§ Task statement
From the entries that follow, extract each line holding the string "Cache".

[Stored dataset items]
==========

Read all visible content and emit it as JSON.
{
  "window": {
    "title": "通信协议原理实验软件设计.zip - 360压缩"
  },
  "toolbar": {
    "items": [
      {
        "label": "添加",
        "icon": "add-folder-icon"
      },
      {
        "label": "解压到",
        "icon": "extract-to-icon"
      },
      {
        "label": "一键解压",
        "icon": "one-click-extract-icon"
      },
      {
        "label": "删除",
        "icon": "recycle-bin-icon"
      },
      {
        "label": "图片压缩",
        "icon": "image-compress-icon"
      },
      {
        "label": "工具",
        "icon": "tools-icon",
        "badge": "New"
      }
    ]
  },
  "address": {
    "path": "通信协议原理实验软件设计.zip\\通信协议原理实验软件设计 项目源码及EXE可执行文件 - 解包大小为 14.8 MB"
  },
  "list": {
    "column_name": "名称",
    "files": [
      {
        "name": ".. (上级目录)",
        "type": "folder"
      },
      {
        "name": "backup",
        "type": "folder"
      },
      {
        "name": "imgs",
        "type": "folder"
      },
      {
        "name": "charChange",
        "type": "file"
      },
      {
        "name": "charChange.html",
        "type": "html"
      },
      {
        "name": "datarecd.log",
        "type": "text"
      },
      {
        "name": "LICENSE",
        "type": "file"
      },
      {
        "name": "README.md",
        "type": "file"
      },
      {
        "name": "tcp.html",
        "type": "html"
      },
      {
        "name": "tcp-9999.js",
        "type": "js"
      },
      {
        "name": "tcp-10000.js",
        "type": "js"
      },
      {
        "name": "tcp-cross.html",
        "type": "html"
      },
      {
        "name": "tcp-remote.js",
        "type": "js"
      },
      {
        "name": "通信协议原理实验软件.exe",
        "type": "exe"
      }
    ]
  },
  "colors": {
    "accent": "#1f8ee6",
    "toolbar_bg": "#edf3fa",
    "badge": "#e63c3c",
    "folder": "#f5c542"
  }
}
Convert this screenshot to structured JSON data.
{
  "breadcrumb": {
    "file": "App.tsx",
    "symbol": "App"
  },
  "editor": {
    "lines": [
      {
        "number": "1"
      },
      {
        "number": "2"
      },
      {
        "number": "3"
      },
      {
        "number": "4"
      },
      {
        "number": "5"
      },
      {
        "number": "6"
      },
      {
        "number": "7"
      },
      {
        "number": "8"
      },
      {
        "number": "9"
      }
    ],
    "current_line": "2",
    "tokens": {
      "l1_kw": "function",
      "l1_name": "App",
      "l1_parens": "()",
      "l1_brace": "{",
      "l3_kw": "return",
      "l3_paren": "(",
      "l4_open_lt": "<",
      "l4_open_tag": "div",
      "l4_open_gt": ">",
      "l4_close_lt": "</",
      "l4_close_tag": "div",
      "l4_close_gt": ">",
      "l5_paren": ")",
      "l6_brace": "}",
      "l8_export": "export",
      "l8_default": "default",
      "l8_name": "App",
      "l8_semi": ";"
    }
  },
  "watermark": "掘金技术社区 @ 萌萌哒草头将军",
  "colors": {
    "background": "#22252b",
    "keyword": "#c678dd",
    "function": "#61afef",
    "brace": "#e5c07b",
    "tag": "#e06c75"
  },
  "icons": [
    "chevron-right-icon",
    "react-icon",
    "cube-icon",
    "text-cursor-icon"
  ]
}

==========

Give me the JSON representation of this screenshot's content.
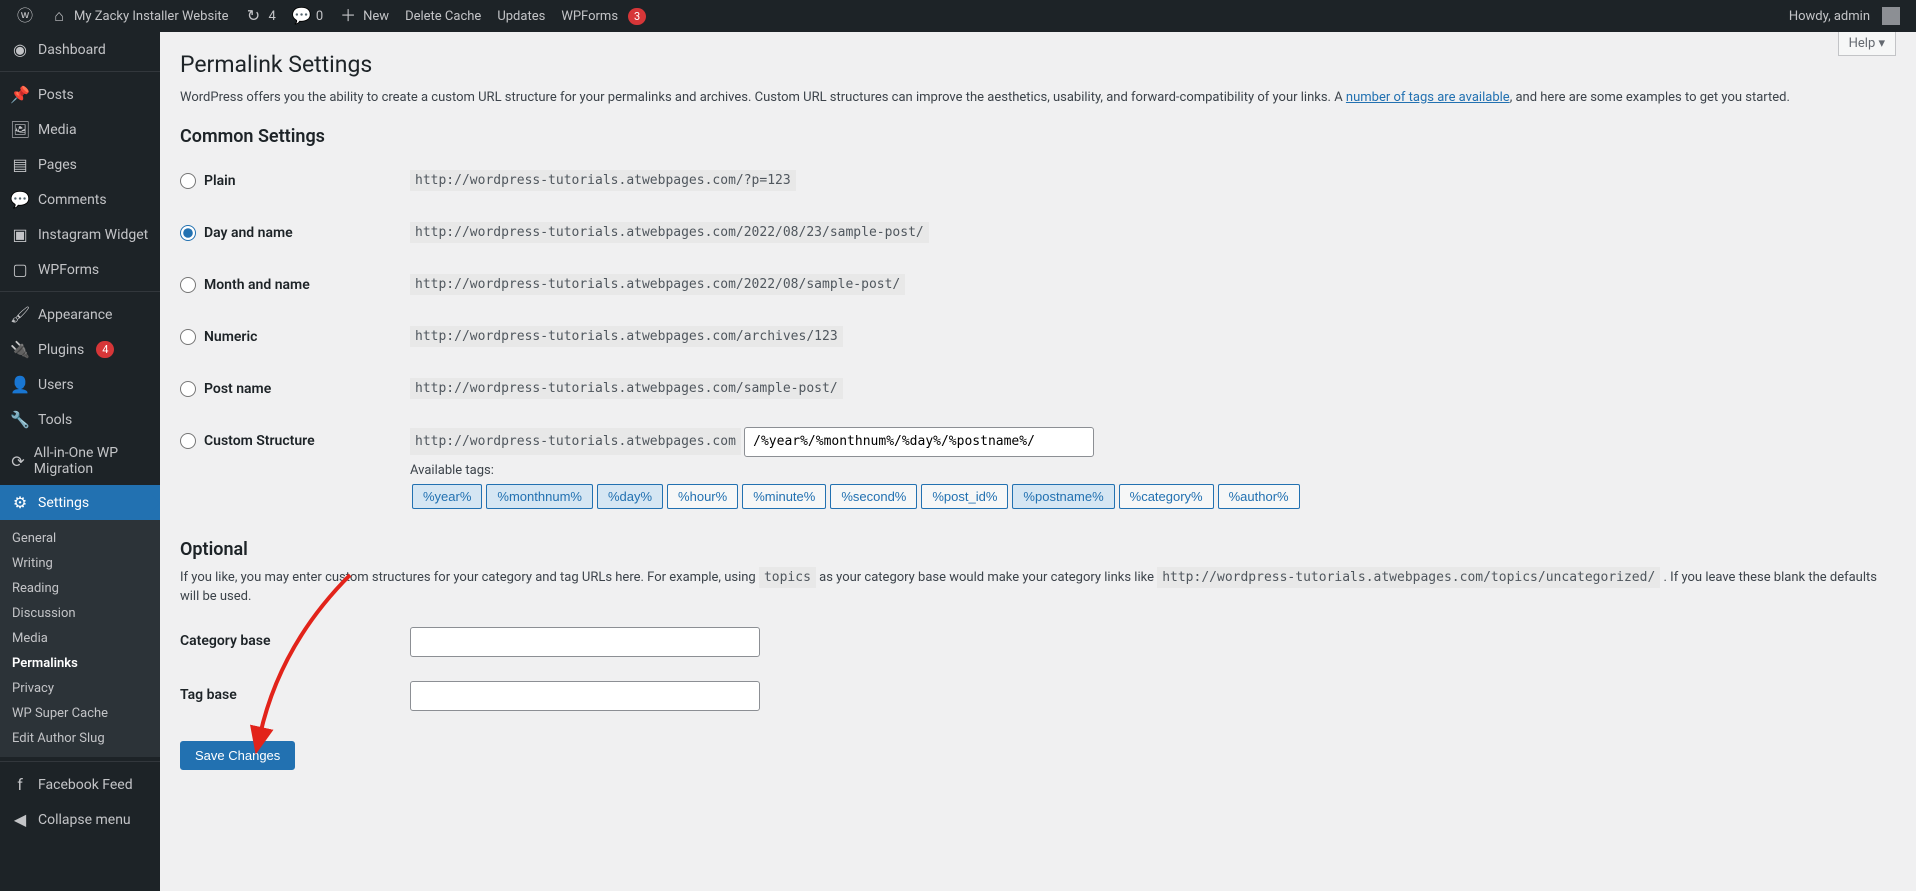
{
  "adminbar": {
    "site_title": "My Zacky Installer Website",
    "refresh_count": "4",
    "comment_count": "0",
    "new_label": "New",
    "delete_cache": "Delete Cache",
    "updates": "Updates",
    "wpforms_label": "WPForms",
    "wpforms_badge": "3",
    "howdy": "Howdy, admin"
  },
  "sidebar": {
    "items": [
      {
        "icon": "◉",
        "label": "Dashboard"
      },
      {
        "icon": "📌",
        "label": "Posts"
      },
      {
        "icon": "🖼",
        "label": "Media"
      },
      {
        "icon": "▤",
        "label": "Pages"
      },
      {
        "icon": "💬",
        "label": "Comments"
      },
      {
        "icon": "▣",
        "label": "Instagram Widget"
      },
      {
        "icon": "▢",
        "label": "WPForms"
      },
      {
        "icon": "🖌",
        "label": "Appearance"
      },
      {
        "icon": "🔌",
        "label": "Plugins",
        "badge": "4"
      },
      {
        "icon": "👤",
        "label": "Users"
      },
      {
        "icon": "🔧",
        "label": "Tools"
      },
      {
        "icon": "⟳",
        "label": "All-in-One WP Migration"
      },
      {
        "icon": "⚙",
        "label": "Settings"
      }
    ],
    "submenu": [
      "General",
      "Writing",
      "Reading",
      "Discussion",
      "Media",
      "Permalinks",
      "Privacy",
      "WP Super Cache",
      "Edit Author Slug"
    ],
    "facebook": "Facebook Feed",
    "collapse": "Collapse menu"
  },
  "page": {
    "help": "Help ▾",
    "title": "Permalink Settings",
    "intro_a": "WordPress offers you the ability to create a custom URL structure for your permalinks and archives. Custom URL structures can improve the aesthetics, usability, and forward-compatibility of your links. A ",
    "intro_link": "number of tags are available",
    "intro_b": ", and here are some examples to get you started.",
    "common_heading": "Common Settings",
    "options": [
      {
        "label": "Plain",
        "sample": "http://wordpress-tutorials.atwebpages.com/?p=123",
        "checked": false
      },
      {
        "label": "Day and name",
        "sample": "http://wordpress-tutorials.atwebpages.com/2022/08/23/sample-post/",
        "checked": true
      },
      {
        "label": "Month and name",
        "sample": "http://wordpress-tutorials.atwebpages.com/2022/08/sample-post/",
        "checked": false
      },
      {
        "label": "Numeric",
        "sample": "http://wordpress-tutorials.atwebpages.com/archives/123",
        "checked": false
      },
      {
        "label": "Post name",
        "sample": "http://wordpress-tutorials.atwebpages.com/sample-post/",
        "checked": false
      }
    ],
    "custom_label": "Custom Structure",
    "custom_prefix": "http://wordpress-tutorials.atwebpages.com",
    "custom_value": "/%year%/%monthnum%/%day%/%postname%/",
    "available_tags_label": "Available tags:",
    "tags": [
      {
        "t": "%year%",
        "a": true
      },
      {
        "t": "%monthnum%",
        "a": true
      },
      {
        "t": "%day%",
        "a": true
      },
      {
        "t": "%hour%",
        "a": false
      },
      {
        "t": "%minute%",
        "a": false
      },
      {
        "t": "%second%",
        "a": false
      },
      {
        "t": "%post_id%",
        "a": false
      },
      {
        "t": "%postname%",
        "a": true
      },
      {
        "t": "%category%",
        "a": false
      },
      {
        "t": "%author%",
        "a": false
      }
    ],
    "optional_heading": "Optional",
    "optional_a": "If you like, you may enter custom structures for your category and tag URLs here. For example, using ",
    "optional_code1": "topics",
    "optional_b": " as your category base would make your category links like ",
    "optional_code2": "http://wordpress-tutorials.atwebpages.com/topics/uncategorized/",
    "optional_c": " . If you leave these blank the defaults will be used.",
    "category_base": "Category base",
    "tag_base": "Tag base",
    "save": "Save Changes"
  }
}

==========

§ Response
    "delete_cache": "Delete Cache",
      "WP Super Cache",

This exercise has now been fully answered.